start Records for processing

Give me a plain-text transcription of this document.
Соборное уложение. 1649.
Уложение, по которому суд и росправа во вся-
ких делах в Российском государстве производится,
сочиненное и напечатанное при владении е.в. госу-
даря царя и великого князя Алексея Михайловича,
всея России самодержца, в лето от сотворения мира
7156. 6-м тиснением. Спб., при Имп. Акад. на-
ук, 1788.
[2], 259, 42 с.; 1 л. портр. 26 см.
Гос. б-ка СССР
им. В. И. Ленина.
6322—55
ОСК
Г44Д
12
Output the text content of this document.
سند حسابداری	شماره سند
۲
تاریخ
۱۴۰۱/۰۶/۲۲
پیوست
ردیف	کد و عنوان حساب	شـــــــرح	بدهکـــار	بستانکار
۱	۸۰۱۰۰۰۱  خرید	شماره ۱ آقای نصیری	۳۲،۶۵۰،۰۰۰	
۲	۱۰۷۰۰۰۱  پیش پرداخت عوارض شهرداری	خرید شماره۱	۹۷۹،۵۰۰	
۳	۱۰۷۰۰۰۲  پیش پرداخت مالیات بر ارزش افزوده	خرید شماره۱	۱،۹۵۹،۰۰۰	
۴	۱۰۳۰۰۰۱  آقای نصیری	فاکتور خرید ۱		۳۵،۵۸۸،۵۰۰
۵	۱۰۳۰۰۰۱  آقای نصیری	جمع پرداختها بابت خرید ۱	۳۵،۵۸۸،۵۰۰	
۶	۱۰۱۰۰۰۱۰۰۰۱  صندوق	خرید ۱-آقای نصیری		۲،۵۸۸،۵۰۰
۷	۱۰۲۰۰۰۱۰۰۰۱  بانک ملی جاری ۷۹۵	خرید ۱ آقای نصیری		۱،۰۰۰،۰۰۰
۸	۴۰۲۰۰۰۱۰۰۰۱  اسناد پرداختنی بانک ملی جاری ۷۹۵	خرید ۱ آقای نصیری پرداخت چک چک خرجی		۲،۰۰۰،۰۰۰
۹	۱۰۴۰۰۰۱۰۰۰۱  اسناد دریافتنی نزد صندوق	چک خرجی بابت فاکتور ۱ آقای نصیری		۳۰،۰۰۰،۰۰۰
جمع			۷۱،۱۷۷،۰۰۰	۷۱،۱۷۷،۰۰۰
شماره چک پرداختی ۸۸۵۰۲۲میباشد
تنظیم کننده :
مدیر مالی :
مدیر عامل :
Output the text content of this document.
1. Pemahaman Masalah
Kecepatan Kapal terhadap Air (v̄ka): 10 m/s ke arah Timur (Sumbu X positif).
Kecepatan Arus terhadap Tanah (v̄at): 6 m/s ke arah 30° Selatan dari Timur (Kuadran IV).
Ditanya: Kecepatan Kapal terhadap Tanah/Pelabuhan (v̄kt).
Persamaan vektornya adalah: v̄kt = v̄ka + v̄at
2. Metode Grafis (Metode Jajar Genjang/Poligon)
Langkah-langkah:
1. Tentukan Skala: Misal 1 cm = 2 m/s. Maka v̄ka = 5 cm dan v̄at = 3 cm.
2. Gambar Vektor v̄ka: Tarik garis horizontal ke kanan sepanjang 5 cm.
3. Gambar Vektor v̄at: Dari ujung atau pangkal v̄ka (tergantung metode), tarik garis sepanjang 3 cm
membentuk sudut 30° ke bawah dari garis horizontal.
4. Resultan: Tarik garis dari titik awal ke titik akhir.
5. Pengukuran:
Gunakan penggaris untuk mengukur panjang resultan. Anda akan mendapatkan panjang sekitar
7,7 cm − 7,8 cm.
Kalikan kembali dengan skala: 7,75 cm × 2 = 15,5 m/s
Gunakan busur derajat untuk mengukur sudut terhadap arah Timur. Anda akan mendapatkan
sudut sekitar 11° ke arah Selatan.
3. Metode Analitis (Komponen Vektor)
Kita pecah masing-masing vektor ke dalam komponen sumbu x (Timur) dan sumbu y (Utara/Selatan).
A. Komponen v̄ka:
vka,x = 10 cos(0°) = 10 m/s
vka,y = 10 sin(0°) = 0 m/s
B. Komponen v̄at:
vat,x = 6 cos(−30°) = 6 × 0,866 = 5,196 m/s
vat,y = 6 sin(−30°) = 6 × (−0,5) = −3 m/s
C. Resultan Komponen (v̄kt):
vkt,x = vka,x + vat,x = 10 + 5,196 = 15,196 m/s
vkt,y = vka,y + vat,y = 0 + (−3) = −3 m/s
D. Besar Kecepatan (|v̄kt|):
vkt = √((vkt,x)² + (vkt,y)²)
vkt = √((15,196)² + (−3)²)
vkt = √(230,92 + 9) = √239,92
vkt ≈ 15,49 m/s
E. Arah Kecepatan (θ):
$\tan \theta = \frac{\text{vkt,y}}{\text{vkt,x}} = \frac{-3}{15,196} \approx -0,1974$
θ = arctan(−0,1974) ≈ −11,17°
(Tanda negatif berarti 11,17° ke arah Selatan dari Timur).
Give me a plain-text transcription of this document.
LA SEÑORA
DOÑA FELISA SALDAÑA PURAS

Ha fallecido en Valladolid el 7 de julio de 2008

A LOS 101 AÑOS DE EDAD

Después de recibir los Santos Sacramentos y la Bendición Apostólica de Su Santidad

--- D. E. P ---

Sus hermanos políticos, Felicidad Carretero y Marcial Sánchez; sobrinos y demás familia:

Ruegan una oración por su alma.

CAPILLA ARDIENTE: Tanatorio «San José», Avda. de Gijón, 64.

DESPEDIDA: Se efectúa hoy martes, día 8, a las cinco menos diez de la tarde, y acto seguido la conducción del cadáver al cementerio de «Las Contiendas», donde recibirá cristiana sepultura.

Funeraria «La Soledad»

end Records for processing

What you have to do:
Type out all of the material again, word for word.

Exercise response:
Give me a plain-text transcription of this document.
Соборное уложение. 1649.
Уложение, по которому суд и росправа во вся-
ких делах в Российском государстве производится,
сочиненное и напечатанное при владении е.в. госу-
даря царя и великого князя Алексея Михайловича,
всея России самодержца, в лето от сотворения мира
7156. 6-м тиснением. Спб., при Имп. Акад. на-
ук, 1788.
[2], 259, 42 с.; 1 л. портр. 26 см.
Гос. б-ка СССР
им. В. И. Ленина.
6322—55
ОСК
Г44Д
12
Output the text content of this document.
سند حسابداری	شماره سند
۲
تاریخ
۱۴۰۱/۰۶/۲۲
پیوست
ردیف	کد و عنوان حساب	شـــــــرح	بدهکـــار	بستانکار
۱	۸۰۱۰۰۰۱  خرید	شماره ۱ آقای نصیری	۳۲،۶۵۰،۰۰۰	
۲	۱۰۷۰۰۰۱  پیش پرداخت عوارض شهرداری	خرید شماره۱	۹۷۹،۵۰۰	
۳	۱۰۷۰۰۰۲  پیش پرداخت مالیات بر ارزش افزوده	خرید شماره۱	۱،۹۵۹،۰۰۰	
۴	۱۰۳۰۰۰۱  آقای نصیری	فاکتور خرید ۱		۳۵،۵۸۸،۵۰۰
۵	۱۰۳۰۰۰۱  آقای نصیری	جمع پرداختها بابت خرید ۱	۳۵،۵۸۸،۵۰۰	
۶	۱۰۱۰۰۰۱۰۰۰۱  صندوق	خرید ۱-آقای نصیری		۲،۵۸۸،۵۰۰
۷	۱۰۲۰۰۰۱۰۰۰۱  بانک ملی جاری ۷۹۵	خرید ۱ آقای نصیری		۱،۰۰۰،۰۰۰
۸	۴۰۲۰۰۰۱۰۰۰۱  اسناد پرداختنی بانک ملی جاری ۷۹۵	خرید ۱ آقای نصیری پرداخت چک چک خرجی		۲،۰۰۰،۰۰۰
۹	۱۰۴۰۰۰۱۰۰۰۱  اسناد دریافتنی نزد صندوق	چک خرجی بابت فاکتور ۱ آقای نصیری		۳۰،۰۰۰،۰۰۰
جمع			۷۱،۱۷۷،۰۰۰	۷۱،۱۷۷،۰۰۰
شماره چک پرداختی ۸۸۵۰۲۲میباشد
تنظیم کننده :
مدیر مالی :
مدیر عامل :
Output the text content of this document.
1. Pemahaman Masalah
Kecepatan Kapal terhadap Air (v̄ka): 10 m/s ke arah Timur (Sumbu X positif).
Kecepatan Arus terhadap Tanah (v̄at): 6 m/s ke arah 30° Selatan dari Timur (Kuadran IV).
Ditanya: Kecepatan Kapal terhadap Tanah/Pelabuhan (v̄kt).
Persamaan vektornya adalah: v̄kt = v̄ka + v̄at
2. Metode Grafis (Metode Jajar Genjang/Poligon)
Langkah-langkah:
1. Tentukan Skala: Misal 1 cm = 2 m/s. Maka v̄ka = 5 cm dan v̄at = 3 cm.
2. Gambar Vektor v̄ka: Tarik garis horizontal ke kanan sepanjang 5 cm.
3. Gambar Vektor v̄at: Dari ujung atau pangkal v̄ka (tergantung metode), tarik garis sepanjang 3 cm
membentuk sudut 30° ke bawah dari garis horizontal.
4. Resultan: Tarik garis dari titik awal ke titik akhir.
5. Pengukuran:
Gunakan penggaris untuk mengukur panjang resultan. Anda akan mendapatkan panjang sekitar
7,7 cm − 7,8 cm.
Kalikan kembali dengan skala: 7,75 cm × 2 = 15,5 m/s
Gunakan busur derajat untuk mengukur sudut terhadap arah Timur. Anda akan mendapatkan
sudut sekitar 11° ke arah Selatan.
3. Metode Analitis (Komponen Vektor)
Kita pecah masing-masing vektor ke dalam komponen sumbu x (Timur) dan sumbu y (Utara/Selatan).
A. Komponen v̄ka:
vka,x = 10 cos(0°) = 10 m/s
vka,y = 10 sin(0°) = 0 m/s
B. Komponen v̄at:
vat,x = 6 cos(−30°) = 6 × 0,866 = 5,196 m/s
vat,y = 6 sin(−30°) = 6 × (−0,5) = −3 m/s
C. Resultan Komponen (v̄kt):
vkt,x = vka,x + vat,x = 10 + 5,196 = 15,196 m/s
vkt,y = vka,y + vat,y = 0 + (−3) = −3 m/s
D. Besar Kecepatan (|v̄kt|):
vkt = √((vkt,x)² + (vkt,y)²)
vkt = √((15,196)² + (−3)²)
vkt = √(230,92 + 9) = √239,92
vkt ≈ 15,49 m/s
E. Arah Kecepatan (θ):
$\tan \theta = \frac{\text{vkt,y}}{\text{vkt,x}} = \frac{-3}{15,196} \approx -0,1974$
θ = arctan(−0,1974) ≈ −11,17°
(Tanda negatif berarti 11,17° ke arah Selatan dari Timur).
Give me a plain-text transcription of this document.
LA SEÑORA
DOÑA FELISA SALDAÑA PURAS

Ha fallecido en Valladolid el 7 de julio de 2008

A LOS 101 AÑOS DE EDAD

Después de recibir los Santos Sacramentos y la Bendición Apostólica de Su Santidad

--- D. E. P ---

Sus hermanos políticos, Felicidad Carretero y Marcial Sánchez; sobrinos y demás familia:

Ruegan una oración por su alma.

CAPILLA ARDIENTE: Tanatorio «San José», Avda. de Gijón, 64.

DESPEDIDA: Se efectúa hoy martes, día 8, a las cinco menos diez de la tarde, y acto seguido la conducción del cadáver al cementerio de «Las Contiendas», donde recibirá cristiana sepultura.

Funeraria «La Soledad»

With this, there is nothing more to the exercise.